## PAGE EXTRACT:
-- begin --

Monday, June 14, 2010

Reasons to Delete Your Facebook

Now that I've grown up and have no time, three jobs, and embarrassingly low income, I can only check facebook once, maximum twice, a day. However, my heart hasn't really been in it. I no longer care if someone I once had one class with had a rough day at the summer camp they're counseling. Plus I feel there's been more and more over-sharing and it completely freaks me out. Today was particularly horrific, pictures I was cringing at, one kid updating his status a million times to give us play-by-play action of the Tony Awards (if I wanted to know I would have watched, dude), and two friend requests from complete strangers. Thus, my inaugural blog (inaugblog. I like it!) will be reasons I should get rid of the damn thing. Fear not, general populous, it won't come to fruition.

1. The highly inappropriate friend requests. Always from men far too old (and generally geographically impractical) to date and tweens too young to properly type their status updates and therefore must rely on numbers and symbols to do the trick. How did you even find me?
2. The painful life updates . Examples might be: awkward relationships. Maybe they post pictures. Maybe the rest of us look because our curiosity is simply too great and end up crying out in horror and feeling sick. Maybe.

-- end --

## DATA RECORDS:

-- begin --

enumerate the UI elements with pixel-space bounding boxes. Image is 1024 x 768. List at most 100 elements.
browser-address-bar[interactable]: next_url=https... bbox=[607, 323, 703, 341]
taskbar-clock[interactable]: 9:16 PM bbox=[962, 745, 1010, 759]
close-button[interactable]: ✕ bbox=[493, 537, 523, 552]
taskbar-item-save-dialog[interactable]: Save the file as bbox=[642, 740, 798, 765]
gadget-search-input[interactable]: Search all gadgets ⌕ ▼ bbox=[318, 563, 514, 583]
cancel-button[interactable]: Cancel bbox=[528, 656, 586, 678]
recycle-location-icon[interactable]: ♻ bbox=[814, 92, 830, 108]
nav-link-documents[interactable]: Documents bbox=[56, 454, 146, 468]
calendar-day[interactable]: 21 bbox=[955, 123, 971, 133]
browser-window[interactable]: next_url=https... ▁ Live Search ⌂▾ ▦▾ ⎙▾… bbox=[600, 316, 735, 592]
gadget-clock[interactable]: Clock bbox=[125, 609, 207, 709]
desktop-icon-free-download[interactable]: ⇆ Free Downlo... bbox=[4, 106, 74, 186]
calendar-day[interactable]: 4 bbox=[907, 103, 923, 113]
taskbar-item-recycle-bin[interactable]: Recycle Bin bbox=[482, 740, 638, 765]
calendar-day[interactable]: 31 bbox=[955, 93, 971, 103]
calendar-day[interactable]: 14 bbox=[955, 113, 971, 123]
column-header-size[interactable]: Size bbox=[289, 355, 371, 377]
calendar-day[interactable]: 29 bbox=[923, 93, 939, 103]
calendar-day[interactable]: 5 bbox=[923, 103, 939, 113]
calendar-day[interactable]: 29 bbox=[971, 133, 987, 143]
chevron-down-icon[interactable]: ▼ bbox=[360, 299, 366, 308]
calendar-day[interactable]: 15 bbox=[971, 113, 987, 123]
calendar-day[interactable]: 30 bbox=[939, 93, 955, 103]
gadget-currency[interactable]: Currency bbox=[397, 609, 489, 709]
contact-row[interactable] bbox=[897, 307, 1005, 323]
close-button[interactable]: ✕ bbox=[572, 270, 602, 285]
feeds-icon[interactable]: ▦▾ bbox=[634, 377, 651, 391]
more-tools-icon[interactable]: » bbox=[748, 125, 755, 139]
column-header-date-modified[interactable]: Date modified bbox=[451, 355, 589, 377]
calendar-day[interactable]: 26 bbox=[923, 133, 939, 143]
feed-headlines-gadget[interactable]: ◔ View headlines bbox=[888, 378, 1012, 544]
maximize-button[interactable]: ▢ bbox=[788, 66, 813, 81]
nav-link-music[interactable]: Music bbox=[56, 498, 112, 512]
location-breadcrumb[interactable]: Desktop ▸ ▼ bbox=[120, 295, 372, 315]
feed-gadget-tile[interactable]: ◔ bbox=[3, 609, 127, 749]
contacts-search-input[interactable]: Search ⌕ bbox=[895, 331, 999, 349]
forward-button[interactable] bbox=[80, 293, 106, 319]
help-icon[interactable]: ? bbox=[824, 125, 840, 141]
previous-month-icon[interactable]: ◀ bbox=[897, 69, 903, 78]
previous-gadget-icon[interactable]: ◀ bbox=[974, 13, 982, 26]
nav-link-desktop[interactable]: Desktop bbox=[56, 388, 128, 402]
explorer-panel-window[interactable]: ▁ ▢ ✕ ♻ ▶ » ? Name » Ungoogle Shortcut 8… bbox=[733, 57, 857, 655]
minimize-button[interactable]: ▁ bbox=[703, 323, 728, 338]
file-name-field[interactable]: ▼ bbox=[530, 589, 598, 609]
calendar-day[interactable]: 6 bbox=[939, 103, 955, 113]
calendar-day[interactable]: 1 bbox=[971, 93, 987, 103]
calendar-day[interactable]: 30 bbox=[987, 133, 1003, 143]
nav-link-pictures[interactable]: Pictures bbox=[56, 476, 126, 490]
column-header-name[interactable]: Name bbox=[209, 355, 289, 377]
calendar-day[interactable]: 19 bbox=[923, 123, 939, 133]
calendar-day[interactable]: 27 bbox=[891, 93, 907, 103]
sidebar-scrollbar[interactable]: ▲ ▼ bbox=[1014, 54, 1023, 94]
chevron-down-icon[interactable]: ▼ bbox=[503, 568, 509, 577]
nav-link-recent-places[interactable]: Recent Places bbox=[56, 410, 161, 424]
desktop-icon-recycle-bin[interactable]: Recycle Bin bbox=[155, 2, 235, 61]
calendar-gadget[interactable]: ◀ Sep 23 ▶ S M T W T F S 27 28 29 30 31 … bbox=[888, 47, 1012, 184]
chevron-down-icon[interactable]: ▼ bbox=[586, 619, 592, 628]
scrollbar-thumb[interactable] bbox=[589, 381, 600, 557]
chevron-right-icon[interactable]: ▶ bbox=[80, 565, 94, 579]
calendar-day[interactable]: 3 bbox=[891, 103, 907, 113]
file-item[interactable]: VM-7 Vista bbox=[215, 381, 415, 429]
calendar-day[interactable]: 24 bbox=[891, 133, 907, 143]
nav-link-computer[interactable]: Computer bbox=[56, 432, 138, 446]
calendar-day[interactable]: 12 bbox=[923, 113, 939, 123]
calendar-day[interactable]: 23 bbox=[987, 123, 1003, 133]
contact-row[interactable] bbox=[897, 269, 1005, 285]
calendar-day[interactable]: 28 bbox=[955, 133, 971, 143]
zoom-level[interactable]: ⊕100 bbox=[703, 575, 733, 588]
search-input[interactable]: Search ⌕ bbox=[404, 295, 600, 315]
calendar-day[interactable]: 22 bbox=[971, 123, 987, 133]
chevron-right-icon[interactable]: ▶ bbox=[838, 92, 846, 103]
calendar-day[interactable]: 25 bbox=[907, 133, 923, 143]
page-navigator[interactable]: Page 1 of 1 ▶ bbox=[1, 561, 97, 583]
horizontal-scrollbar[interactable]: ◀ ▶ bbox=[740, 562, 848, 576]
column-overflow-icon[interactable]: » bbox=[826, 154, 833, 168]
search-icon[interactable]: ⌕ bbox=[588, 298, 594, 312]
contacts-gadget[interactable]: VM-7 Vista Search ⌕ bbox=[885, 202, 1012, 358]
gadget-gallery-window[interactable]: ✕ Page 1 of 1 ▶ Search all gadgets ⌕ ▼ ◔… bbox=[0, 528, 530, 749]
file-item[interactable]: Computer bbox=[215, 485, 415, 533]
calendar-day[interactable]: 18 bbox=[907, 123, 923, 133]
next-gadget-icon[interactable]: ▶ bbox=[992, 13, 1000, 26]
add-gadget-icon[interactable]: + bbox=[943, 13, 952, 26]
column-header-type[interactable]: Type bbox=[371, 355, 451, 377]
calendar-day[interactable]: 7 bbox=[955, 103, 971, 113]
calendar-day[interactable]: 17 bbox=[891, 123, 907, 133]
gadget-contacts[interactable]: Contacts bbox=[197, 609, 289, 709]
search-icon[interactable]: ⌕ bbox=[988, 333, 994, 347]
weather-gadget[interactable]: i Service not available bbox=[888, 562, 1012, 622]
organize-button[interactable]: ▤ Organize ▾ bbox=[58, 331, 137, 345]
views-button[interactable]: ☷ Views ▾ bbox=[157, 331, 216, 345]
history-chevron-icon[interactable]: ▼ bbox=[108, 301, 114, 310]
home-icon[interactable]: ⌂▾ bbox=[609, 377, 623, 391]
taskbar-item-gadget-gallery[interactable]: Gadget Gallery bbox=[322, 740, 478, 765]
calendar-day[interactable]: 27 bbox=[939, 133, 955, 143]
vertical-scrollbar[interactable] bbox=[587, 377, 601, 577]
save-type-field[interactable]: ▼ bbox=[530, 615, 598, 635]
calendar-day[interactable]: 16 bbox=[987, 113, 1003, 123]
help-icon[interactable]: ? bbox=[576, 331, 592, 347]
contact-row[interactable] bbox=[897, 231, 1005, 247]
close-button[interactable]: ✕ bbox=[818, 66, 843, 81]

-- end --

## PROMPT:
In the blog post on reasons to delete Facebook, how often does the writer say they can check Facebook each day?

## EXERCISE OUTPUT:
Once, or at most twice, a day.